What to work on -
Filter this material down to the lines that hold "color", copying each one.

Records from a collection of figures:
::::::

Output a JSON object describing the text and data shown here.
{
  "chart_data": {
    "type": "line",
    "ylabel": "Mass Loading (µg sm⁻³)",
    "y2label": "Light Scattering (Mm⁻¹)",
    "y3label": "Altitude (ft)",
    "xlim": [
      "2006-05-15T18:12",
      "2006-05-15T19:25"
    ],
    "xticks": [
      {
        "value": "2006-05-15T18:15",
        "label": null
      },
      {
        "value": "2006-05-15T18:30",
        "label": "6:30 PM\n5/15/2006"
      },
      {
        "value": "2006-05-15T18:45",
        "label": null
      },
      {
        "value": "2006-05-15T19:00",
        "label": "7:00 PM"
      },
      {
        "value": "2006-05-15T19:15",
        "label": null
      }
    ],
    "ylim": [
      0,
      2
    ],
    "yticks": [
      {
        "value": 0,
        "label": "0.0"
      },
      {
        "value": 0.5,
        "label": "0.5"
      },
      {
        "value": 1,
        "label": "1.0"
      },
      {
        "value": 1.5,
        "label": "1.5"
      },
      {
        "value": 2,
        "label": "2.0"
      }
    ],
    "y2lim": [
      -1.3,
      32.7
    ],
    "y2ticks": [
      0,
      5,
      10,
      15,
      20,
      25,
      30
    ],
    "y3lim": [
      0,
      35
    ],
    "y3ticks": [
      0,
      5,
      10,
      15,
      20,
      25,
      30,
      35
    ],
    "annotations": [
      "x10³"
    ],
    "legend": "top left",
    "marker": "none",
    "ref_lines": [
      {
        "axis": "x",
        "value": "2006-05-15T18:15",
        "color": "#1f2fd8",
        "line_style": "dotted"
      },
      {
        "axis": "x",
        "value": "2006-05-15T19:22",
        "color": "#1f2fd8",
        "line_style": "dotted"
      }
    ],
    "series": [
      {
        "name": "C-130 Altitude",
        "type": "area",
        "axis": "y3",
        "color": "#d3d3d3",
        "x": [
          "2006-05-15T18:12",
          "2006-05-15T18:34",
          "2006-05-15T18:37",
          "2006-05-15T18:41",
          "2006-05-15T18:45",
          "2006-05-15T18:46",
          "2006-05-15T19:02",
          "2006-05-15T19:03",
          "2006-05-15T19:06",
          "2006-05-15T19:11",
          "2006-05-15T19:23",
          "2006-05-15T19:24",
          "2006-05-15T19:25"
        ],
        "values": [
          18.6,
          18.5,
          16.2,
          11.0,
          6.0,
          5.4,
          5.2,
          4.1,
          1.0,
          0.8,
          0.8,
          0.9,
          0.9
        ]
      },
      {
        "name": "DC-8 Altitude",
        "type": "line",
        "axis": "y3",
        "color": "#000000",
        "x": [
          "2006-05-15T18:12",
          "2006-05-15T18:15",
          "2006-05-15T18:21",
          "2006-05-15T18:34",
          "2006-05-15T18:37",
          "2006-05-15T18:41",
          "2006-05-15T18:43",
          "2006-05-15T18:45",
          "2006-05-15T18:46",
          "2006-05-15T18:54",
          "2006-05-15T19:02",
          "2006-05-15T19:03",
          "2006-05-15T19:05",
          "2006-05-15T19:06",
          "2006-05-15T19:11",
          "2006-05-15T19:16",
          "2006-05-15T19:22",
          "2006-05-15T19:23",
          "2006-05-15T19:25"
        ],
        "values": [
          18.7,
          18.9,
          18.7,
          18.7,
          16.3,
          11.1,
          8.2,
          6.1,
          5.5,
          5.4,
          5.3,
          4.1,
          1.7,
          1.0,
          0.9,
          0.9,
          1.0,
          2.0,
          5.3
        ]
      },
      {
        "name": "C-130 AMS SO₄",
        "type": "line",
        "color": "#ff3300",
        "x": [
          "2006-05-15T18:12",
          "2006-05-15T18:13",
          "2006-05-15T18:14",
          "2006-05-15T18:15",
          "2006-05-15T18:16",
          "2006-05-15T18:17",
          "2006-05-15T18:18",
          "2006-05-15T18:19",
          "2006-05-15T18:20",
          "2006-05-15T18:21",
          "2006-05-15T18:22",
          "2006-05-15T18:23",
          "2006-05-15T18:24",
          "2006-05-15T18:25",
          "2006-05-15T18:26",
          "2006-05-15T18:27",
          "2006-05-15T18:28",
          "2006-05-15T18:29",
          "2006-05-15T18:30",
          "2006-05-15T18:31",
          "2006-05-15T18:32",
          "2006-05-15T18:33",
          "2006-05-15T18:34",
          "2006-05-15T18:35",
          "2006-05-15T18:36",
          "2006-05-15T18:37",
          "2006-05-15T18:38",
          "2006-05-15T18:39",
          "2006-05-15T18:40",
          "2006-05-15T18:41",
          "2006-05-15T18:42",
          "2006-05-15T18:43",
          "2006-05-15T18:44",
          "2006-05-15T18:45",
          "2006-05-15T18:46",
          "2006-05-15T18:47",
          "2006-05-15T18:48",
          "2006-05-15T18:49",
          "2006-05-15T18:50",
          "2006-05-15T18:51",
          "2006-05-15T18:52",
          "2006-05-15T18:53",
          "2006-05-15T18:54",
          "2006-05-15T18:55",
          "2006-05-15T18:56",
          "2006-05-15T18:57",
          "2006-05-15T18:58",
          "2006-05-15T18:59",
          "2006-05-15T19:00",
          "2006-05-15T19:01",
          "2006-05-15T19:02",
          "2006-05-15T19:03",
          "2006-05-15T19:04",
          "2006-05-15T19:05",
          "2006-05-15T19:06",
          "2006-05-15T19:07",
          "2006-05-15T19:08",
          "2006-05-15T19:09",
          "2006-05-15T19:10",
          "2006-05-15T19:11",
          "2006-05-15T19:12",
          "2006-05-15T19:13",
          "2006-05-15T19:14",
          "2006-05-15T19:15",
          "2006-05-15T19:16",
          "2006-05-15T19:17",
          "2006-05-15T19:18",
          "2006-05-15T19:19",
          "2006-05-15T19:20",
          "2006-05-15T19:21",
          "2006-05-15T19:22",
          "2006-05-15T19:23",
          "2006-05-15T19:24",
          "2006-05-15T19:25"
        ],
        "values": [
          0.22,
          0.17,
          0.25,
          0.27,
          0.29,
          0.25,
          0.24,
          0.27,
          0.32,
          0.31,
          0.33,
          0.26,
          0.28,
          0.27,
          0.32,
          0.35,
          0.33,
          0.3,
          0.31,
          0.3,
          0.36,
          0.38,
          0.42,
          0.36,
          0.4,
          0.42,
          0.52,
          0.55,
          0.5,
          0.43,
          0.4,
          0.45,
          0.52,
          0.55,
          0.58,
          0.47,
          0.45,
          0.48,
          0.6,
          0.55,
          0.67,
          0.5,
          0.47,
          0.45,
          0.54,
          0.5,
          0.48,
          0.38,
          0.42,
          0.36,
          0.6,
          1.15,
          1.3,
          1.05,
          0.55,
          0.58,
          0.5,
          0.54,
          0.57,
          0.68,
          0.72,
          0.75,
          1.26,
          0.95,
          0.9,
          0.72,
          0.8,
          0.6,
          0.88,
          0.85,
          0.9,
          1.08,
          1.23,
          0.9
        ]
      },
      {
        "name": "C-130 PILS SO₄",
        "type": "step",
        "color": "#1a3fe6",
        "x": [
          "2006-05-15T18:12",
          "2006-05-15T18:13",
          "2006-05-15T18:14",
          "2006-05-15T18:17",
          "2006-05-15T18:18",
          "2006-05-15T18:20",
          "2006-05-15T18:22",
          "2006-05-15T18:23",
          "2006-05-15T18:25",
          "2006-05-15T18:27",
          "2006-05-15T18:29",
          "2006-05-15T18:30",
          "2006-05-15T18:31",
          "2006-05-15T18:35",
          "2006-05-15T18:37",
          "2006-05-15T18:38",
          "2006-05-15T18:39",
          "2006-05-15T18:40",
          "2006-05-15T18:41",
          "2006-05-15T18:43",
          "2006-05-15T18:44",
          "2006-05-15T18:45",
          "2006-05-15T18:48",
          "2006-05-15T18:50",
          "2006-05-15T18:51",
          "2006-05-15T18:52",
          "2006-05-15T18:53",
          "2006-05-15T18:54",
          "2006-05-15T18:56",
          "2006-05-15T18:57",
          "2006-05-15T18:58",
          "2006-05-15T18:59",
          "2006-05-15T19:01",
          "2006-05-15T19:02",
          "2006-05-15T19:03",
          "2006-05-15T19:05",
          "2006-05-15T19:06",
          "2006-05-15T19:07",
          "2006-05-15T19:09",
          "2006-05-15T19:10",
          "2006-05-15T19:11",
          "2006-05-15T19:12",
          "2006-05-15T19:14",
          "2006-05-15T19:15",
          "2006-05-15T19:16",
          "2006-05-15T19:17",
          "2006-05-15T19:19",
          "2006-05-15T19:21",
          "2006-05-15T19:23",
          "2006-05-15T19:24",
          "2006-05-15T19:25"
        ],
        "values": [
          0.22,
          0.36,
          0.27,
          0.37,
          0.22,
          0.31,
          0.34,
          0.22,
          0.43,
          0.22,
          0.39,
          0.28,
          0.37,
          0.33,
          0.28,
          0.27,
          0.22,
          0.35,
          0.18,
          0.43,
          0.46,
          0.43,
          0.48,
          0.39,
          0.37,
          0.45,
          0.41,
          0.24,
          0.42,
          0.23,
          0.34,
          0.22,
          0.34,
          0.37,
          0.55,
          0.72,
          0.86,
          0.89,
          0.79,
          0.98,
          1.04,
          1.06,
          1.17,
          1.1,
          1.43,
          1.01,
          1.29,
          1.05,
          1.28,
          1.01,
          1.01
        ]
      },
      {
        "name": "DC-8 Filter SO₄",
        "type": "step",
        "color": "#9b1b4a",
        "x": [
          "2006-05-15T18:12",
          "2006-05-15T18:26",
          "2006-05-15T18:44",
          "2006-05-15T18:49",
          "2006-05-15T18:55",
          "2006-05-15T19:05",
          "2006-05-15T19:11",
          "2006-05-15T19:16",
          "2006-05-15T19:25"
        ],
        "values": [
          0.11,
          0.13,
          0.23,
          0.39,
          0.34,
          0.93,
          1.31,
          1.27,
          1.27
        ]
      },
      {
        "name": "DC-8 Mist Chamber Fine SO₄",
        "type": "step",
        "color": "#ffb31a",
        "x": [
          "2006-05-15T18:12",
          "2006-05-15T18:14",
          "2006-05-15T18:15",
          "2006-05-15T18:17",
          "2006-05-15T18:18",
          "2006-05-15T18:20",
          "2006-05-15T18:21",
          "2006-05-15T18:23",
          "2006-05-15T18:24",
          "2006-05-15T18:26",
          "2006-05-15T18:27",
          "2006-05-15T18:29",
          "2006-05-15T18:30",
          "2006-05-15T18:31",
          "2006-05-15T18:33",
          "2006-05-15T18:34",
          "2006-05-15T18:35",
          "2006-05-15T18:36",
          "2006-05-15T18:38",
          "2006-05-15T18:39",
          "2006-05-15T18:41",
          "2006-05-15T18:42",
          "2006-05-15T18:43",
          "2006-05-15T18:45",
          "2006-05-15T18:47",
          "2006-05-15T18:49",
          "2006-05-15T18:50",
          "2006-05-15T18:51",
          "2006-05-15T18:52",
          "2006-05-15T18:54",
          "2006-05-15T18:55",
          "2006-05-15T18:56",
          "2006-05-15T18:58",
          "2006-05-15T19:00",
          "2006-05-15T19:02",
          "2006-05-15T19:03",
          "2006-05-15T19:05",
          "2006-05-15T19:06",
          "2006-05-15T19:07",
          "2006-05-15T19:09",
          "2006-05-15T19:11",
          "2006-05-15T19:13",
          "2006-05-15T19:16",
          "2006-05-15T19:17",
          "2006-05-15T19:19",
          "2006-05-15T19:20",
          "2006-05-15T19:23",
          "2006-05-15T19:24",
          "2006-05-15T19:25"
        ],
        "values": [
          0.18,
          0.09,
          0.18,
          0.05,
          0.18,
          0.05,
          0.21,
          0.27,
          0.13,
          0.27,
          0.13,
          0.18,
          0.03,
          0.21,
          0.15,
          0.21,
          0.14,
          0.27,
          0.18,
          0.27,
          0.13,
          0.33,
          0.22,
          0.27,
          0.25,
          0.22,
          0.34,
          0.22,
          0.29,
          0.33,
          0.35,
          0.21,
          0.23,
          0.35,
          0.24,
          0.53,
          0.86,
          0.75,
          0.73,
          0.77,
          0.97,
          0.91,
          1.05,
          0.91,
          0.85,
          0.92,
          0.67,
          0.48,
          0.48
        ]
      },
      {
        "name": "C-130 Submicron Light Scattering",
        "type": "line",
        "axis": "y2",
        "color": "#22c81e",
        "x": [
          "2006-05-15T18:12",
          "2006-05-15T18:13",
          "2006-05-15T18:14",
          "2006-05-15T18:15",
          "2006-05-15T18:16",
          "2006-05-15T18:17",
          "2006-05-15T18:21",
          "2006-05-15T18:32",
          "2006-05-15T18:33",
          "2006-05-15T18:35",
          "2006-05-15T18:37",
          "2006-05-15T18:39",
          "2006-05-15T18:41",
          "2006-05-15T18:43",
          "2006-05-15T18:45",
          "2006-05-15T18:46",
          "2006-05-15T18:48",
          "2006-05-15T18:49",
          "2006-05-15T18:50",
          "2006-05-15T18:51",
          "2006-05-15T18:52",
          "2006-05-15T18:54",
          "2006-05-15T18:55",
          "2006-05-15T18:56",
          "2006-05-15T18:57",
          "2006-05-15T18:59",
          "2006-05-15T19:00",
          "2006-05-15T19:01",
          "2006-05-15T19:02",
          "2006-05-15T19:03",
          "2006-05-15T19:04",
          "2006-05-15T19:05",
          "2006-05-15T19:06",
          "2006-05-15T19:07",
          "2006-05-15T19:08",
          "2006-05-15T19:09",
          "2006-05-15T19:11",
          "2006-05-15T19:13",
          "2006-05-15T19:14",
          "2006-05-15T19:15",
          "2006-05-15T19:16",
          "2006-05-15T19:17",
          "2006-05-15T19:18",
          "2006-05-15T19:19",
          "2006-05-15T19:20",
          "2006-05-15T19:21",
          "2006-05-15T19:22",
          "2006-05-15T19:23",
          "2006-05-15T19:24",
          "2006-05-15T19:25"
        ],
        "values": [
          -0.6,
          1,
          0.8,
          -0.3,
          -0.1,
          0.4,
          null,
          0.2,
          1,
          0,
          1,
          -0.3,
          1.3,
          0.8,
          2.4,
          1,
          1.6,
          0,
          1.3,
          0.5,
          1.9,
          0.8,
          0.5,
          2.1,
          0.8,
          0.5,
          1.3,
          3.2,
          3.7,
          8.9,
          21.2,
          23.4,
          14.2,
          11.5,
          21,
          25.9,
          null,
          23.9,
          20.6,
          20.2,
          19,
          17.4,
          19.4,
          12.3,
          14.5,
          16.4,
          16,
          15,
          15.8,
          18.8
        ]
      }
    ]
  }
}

::::::

Finished task -
        "color": "#1f2fd8",
        "color": "#1f2fd8",
        "color": "#d3d3d3",
        "color": "#000000",
        "color": "#ff3300",
        "color": "#1a3fe6",
        "color": "#9b1b4a",
        "color": "#ffb31a",
        "color": "#22c81e",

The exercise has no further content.